**** Exercise inputs

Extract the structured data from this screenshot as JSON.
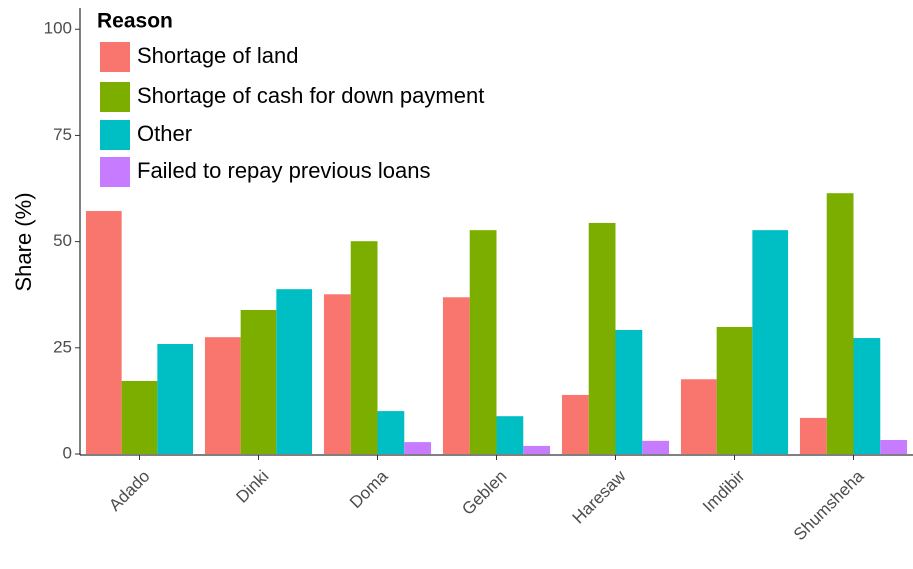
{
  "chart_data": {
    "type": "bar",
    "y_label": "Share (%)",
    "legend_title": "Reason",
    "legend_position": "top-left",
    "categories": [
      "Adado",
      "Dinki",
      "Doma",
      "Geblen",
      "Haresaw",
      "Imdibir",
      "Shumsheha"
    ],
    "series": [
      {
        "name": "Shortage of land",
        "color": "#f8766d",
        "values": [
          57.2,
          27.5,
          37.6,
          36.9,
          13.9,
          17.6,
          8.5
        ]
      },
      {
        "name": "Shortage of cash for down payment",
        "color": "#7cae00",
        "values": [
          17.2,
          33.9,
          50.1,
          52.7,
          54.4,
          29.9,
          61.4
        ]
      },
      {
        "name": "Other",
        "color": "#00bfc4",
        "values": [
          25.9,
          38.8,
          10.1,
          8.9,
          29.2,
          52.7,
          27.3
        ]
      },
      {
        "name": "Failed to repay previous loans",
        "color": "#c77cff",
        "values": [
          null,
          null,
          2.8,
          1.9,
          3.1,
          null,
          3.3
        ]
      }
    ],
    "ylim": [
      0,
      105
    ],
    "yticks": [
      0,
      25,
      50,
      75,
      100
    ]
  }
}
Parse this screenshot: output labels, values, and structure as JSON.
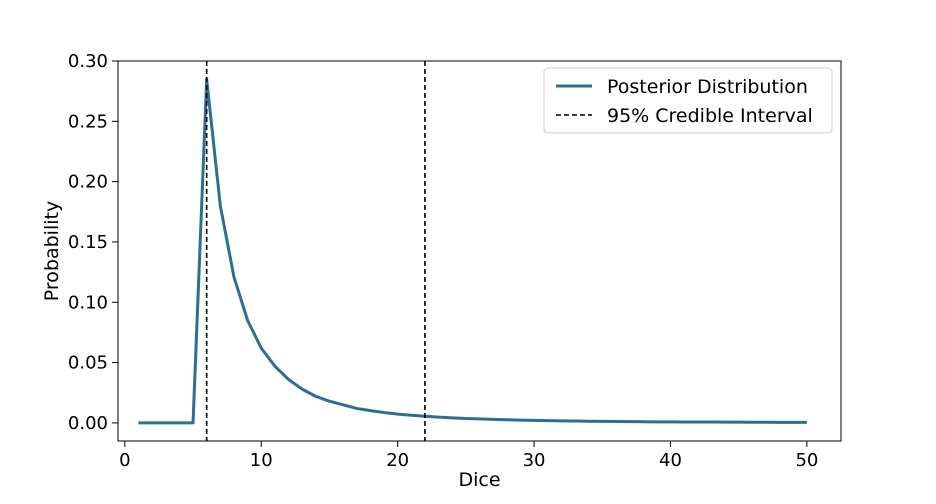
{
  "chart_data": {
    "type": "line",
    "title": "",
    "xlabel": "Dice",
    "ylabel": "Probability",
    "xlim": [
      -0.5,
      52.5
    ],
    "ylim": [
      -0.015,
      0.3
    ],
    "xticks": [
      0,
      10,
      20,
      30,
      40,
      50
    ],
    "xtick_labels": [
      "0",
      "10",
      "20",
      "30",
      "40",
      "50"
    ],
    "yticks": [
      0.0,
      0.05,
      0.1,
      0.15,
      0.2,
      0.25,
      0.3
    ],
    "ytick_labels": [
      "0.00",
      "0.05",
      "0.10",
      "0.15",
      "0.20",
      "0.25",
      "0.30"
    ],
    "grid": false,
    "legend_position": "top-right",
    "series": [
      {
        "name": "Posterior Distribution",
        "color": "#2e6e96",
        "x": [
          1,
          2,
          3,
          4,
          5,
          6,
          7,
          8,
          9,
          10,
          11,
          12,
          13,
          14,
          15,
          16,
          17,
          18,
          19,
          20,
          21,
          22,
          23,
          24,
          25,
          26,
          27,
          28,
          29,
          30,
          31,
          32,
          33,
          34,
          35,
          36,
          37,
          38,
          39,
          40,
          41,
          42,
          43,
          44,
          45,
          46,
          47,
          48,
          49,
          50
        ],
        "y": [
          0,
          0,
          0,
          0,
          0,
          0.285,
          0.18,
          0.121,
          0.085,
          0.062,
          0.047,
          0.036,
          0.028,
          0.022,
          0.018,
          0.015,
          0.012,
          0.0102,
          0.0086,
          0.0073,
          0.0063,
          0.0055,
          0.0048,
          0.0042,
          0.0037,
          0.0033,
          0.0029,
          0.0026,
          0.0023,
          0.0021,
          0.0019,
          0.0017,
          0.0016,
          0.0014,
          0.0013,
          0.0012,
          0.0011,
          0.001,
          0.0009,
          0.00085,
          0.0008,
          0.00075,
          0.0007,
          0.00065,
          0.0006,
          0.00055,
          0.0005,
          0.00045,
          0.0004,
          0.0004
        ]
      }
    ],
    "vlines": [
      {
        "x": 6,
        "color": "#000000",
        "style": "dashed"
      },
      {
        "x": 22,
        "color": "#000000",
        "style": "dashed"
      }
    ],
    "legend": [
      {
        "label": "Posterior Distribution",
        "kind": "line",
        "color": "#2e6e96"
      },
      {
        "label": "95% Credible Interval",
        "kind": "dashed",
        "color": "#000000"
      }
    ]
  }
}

********

Brief: Write down only the number of lines that contain the string "Posterior" in the listing.

Task solution: 2